*Work instructions:* Where a line holds the word "Nishida", copy that line.
# Input material start
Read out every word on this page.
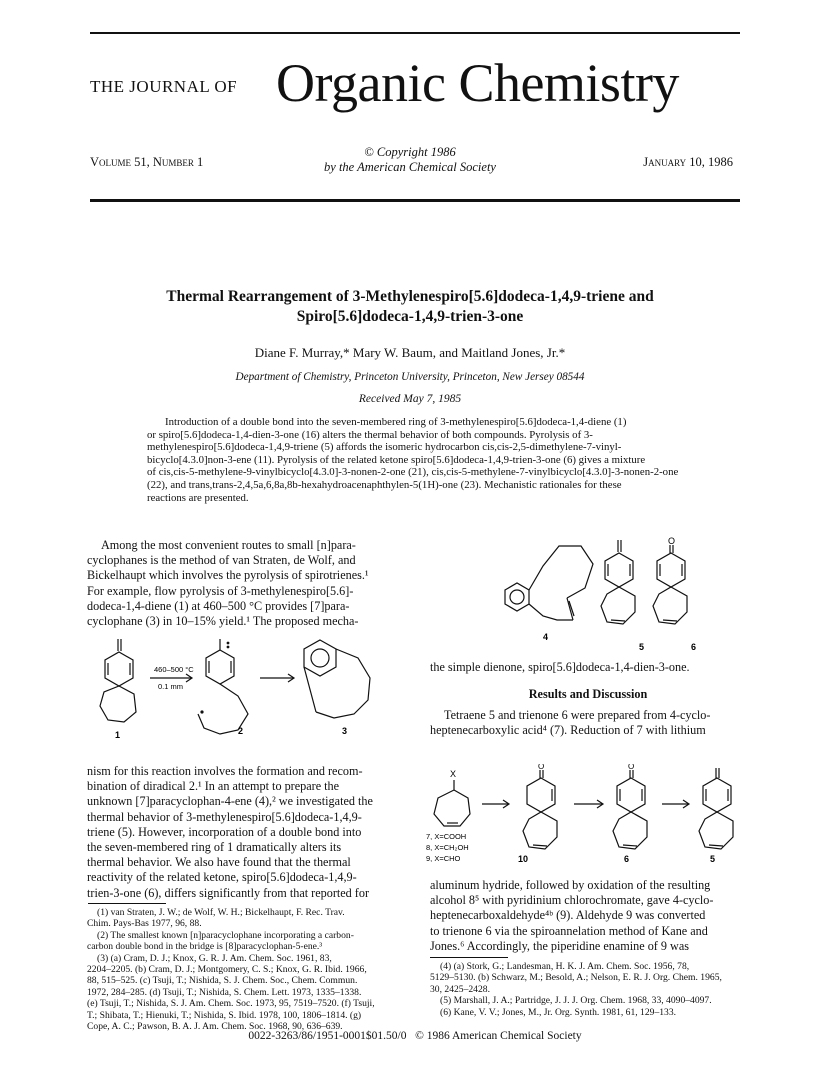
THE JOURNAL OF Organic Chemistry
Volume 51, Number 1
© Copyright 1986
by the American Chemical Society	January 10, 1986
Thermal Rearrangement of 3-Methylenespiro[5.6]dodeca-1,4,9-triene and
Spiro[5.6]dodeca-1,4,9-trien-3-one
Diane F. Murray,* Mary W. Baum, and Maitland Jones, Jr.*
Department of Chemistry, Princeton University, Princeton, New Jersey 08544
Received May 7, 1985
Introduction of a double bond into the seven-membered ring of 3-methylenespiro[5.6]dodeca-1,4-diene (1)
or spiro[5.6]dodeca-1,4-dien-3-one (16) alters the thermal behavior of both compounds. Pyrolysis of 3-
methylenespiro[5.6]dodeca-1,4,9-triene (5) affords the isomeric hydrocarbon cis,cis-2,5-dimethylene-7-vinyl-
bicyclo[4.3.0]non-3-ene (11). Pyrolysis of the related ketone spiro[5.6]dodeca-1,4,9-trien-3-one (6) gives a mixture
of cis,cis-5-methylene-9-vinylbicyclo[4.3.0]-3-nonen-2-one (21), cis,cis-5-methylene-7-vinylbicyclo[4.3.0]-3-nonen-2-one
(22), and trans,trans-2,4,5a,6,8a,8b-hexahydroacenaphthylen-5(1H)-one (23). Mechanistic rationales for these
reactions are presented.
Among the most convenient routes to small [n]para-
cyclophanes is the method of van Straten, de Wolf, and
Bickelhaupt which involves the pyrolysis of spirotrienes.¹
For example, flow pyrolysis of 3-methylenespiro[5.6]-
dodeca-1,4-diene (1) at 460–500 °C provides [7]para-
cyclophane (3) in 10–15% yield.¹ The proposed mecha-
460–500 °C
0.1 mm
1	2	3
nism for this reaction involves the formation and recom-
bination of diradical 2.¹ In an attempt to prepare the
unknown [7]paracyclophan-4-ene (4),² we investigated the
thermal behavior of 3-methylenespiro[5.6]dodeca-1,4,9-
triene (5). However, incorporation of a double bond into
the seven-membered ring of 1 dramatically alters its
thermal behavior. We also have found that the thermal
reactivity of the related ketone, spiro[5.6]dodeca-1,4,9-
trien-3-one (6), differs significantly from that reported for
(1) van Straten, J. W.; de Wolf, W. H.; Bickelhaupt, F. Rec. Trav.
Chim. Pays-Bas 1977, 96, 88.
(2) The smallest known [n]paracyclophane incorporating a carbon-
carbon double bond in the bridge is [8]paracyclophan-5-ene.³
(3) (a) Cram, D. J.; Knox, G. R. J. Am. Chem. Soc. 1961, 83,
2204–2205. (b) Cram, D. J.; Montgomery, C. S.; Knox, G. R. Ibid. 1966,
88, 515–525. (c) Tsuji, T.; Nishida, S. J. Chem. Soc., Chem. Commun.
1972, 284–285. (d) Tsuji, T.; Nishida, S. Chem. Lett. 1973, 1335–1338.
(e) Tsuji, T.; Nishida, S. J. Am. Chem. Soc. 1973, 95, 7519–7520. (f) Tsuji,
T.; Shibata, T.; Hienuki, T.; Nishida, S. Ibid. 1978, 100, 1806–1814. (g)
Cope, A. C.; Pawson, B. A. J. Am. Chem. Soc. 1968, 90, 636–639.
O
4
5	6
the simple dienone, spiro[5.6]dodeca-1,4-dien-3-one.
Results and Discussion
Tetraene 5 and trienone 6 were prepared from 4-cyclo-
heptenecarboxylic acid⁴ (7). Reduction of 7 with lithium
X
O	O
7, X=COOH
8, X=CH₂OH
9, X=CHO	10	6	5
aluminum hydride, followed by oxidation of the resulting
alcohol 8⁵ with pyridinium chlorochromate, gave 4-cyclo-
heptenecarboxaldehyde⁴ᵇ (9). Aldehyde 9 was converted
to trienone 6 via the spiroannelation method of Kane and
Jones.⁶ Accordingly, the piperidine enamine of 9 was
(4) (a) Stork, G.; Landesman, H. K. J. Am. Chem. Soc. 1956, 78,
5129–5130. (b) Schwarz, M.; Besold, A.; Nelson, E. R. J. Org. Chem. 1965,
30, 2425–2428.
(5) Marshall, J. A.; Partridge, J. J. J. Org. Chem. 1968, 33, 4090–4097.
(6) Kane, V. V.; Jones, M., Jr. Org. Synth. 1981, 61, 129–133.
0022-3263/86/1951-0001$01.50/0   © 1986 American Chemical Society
# Input material end
# Input material start
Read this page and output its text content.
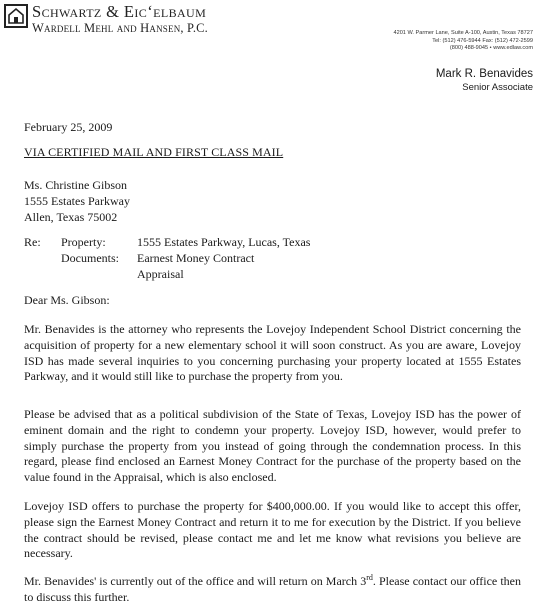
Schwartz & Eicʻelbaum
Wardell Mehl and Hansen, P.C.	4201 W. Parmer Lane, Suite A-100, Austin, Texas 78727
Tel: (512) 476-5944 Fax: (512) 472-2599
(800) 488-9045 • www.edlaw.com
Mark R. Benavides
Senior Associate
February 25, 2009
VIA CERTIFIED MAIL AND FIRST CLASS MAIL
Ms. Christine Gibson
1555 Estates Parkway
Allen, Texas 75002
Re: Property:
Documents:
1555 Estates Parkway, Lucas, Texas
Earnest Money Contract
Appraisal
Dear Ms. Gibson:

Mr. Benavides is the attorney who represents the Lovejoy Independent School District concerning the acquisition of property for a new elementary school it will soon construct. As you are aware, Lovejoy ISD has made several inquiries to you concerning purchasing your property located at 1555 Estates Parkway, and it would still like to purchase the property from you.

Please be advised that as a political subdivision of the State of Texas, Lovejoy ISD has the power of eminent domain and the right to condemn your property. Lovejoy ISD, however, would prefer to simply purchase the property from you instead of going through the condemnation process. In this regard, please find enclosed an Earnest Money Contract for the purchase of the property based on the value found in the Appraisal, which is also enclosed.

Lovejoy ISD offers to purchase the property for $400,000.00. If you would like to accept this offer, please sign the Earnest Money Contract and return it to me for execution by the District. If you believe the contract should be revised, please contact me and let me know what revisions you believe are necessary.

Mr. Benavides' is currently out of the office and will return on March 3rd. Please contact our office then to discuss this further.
# Input material end
# Input material start
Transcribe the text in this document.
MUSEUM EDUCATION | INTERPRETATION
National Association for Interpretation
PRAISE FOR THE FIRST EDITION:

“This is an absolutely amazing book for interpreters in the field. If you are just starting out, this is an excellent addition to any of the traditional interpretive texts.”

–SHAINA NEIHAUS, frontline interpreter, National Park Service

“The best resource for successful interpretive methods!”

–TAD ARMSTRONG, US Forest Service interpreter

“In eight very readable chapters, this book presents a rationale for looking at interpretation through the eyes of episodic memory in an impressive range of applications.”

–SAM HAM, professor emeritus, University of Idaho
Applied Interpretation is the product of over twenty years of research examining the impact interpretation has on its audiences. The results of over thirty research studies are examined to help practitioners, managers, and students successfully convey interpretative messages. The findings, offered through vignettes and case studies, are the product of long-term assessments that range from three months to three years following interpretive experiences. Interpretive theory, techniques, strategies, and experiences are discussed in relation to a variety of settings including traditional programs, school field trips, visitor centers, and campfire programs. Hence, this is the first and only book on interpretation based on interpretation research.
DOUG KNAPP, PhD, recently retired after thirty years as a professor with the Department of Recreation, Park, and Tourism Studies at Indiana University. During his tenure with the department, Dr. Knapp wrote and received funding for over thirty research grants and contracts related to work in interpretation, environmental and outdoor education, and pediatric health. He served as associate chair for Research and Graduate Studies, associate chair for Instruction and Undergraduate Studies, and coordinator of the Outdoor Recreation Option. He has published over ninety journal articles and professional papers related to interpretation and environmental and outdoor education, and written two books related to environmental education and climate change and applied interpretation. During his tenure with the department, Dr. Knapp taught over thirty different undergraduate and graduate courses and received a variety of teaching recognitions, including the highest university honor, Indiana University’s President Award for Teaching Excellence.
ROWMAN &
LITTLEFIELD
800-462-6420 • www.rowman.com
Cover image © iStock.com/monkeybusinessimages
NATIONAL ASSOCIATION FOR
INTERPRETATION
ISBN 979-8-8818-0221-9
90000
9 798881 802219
# Input material end
*Response to this task:*
88, 515–525. (c) Tsuji, T.; Nishida, S. J. Chem. Soc., Chem. Commun.
1972, 284–285. (d) Tsuji, T.; Nishida, S. Chem. Lett. 1973, 1335–1338.
(e) Tsuji, T.; Nishida, S. J. Am. Chem. Soc. 1973, 95, 7519–7520. (f) Tsuji,
T.; Shibata, T.; Hienuki, T.; Nishida, S. Ibid. 1978, 100, 1806–1814. (g)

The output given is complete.